● EXERCISES:
(A) Summarize the passage on database recovery in two sentences.
(B) Answer these questions from the passage on database recovery.
(i) From which log does the roll-forward process obtain its log records?
(ii) What is the name for running roll-forward only up to a specified time and date?
(iii) Under what condition would crash recovery have to repeat every change made since the start of the session?

● READING TEXT:
====
To recover the database, the roll-forward process combines a backup copy of the database with the records in the after-image log to redo all the changes that were made since the backup was created. This redo process is very similar to the redo-phase of crash recovery, except that the log records are obtained from the after-image log instead of the before-image log. It reconstructs the memory and disk resident parts of the database state that existed just before the failure occurred, as well as a new before-image log.

Once the roll-forward operation has been completed, the normal crash recovery function described previously is used to undo any incomplete transactions to restore the database to a usable state.

If desired, it is possible to partially execute the roll-forward operation, stopping at a specified time and date and discarding any changes made after that point. This is known as point-in-time-recovery.

7. Checkpoints

If the database manager were to write changed database blocks back to disk only when the database was shut down, then when a failure occurred, the crash recovery operation would have to repeat every change made since the start of the session. This could possibly take a very long time.
====
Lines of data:

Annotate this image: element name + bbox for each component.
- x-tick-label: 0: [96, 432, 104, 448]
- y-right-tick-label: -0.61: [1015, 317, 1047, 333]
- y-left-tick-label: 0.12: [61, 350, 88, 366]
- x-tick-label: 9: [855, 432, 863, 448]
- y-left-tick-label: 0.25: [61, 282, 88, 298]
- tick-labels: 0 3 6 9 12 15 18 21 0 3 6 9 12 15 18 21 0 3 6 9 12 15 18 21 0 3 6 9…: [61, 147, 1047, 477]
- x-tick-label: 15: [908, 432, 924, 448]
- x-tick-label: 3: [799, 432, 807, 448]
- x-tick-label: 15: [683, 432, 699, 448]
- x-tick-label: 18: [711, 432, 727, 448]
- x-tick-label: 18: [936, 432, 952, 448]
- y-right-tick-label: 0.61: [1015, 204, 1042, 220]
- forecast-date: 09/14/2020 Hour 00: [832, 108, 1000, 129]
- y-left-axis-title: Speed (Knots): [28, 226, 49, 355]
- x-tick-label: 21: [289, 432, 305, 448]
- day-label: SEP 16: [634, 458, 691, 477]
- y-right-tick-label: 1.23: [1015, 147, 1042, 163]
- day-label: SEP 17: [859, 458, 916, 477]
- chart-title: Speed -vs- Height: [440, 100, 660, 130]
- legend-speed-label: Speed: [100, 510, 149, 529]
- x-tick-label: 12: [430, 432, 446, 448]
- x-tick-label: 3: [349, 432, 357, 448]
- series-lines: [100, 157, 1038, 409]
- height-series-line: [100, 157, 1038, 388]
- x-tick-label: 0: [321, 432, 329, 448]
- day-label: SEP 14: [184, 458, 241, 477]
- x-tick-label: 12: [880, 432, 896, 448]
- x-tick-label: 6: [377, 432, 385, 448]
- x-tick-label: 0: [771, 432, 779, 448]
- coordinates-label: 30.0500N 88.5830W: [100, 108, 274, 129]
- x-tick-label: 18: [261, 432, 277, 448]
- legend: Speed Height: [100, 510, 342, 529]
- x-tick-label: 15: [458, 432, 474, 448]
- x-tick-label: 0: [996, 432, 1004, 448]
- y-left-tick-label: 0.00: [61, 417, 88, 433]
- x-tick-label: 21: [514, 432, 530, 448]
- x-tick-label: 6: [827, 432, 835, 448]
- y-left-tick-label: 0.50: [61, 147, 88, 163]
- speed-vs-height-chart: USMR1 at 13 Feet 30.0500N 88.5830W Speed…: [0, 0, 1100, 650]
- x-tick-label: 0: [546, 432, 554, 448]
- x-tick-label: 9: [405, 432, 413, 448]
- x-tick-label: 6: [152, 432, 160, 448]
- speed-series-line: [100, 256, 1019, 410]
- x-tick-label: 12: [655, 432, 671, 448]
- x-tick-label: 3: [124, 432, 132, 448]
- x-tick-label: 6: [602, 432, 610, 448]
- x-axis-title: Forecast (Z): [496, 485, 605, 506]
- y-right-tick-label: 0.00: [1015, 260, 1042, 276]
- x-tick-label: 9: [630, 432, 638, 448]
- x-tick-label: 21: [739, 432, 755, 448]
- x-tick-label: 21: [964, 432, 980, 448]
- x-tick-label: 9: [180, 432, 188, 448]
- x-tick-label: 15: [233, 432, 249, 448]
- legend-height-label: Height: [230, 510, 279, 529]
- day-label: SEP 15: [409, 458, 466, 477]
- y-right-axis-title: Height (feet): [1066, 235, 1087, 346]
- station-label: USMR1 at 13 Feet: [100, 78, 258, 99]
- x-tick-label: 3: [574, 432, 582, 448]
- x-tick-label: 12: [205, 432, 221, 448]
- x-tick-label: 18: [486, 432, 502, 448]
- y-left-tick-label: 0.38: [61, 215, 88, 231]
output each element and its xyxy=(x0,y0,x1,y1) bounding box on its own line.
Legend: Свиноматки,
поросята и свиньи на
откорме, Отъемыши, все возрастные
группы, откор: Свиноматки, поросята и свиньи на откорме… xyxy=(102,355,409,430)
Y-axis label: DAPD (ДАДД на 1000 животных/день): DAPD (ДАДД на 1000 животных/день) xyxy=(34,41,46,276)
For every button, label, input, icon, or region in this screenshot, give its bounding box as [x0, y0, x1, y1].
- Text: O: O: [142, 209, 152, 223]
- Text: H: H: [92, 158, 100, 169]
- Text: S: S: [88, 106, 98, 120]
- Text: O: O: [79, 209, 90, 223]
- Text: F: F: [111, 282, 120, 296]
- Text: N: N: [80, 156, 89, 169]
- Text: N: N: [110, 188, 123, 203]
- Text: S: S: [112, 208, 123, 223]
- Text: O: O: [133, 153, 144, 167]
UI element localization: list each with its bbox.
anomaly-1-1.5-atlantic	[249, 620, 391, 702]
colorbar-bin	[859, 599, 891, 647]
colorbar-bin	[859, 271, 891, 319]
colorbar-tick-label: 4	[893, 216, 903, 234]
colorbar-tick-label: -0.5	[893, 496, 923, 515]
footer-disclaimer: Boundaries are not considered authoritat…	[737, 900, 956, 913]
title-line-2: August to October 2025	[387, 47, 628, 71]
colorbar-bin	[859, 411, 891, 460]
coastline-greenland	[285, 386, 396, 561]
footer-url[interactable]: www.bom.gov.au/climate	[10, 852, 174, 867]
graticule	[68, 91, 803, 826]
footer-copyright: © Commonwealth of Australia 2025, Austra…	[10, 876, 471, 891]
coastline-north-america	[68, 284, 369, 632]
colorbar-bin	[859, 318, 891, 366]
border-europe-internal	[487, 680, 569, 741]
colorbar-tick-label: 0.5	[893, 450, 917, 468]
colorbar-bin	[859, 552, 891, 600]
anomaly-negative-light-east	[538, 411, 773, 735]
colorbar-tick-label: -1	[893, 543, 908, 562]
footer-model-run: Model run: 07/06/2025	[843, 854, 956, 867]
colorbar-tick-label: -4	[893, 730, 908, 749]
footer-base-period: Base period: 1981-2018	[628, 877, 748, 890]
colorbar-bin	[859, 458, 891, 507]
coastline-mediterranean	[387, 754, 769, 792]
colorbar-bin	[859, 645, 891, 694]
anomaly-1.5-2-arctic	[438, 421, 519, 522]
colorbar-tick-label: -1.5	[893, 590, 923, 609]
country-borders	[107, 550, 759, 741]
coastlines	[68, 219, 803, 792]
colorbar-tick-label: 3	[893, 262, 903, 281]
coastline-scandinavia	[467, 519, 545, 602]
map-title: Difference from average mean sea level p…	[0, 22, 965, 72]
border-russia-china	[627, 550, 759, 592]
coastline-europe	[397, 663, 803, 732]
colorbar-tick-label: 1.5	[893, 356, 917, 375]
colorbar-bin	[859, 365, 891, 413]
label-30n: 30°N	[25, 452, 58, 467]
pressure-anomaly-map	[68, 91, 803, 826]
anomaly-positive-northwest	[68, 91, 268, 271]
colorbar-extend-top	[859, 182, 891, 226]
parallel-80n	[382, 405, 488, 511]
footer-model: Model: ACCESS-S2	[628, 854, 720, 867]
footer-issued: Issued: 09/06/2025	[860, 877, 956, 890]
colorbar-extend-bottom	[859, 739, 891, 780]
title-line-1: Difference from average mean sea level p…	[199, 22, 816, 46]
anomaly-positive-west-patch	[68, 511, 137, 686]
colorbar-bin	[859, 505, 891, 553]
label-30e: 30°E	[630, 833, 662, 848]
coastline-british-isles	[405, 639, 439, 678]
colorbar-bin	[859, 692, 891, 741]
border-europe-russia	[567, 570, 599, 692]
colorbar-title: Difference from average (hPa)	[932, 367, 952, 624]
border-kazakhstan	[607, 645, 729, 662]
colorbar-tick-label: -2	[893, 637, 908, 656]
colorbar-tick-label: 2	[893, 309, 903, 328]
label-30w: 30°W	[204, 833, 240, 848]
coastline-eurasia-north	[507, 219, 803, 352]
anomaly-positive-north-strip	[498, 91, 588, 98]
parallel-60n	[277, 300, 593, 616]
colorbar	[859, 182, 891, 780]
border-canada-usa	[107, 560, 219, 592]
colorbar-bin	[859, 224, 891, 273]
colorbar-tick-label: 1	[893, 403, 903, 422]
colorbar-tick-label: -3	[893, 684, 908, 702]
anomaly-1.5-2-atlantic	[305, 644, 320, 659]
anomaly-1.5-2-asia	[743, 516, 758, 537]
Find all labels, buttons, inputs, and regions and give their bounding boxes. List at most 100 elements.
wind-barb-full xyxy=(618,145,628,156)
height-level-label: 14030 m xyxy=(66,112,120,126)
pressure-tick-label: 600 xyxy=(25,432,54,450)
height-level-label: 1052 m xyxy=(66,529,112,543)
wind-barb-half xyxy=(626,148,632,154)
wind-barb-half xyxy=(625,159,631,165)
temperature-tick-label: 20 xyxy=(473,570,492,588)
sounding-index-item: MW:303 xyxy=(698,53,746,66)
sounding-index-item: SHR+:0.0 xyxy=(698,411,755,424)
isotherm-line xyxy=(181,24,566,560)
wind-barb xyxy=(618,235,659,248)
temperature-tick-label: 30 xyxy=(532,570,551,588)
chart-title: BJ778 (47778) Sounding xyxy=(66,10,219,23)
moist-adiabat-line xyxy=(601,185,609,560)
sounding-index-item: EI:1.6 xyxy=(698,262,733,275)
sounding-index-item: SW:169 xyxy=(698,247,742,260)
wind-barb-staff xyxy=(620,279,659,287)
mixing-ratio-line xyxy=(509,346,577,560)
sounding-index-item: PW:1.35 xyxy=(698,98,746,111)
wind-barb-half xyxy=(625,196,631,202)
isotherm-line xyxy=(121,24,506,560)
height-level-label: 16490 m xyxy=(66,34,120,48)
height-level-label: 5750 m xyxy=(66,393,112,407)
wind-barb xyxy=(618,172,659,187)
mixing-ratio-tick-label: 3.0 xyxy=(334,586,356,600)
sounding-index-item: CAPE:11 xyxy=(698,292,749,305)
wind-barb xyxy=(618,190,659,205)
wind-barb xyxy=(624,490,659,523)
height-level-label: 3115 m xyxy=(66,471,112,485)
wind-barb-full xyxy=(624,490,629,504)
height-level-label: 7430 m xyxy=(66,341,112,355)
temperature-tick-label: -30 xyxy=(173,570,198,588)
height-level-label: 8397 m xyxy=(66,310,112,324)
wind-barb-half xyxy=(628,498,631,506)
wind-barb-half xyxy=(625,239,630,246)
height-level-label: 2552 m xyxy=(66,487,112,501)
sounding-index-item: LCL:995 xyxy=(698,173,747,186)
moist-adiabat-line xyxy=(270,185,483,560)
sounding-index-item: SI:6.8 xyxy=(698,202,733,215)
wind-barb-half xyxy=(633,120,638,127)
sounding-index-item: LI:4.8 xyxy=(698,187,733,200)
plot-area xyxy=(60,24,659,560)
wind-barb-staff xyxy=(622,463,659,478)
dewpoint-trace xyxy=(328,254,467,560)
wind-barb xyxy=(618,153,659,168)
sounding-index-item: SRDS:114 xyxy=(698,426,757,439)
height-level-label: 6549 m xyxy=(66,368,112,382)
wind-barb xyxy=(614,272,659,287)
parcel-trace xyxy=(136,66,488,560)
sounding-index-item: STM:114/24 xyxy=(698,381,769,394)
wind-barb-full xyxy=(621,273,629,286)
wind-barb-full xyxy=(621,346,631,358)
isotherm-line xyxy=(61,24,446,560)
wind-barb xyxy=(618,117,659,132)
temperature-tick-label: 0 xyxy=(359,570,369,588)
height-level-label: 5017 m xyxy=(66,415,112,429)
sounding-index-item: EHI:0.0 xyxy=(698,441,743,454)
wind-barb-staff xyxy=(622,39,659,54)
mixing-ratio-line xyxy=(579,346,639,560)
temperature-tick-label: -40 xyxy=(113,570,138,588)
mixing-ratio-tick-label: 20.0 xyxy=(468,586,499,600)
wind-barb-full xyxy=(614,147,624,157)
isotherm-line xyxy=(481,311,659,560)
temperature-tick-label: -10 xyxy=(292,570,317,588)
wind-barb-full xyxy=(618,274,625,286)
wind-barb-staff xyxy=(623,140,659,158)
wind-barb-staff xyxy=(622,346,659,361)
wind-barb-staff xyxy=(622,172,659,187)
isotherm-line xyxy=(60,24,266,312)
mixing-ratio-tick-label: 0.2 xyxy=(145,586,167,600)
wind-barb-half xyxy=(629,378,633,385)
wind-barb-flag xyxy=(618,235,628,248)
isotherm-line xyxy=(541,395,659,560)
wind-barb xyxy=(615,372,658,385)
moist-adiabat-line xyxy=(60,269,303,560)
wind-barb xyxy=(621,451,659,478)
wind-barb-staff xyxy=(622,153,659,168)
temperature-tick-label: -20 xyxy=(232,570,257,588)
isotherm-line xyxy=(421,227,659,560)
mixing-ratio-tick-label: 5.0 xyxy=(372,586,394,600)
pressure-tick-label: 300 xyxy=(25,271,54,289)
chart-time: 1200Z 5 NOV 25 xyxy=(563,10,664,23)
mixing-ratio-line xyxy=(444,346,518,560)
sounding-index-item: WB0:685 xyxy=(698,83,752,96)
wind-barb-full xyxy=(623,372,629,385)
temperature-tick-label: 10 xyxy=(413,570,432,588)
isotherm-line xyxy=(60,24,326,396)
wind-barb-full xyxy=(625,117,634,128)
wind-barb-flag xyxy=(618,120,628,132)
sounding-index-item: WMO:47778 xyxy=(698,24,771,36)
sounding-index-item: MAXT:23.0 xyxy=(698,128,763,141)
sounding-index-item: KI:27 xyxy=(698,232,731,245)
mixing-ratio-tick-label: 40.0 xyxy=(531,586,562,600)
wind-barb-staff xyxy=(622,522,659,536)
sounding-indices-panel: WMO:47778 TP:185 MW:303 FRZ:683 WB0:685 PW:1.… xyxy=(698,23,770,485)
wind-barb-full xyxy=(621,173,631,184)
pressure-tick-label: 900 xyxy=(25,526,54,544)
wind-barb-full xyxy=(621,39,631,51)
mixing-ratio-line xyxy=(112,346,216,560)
====
● SOLUTIONS FOR EACH TASK:
(A) Roll-forward recovery combines a backup copy of the database with after-image log records to redo every change made since the backup, and normal crash recovery then undoes any incomplete transactions to leave the database usable. The operation can also be stopped at a specified time and date, which is called point-in-time recovery, and the section on checkpoints notes that writing changed blocks to disk only at shutdown would force crash recovery to repeat every change since the session began.

(B)
(i) The after-image log.
(ii) Point-in-time recovery.
(iii) If the database manager wrote changed database blocks back to disk only when the database was shut down.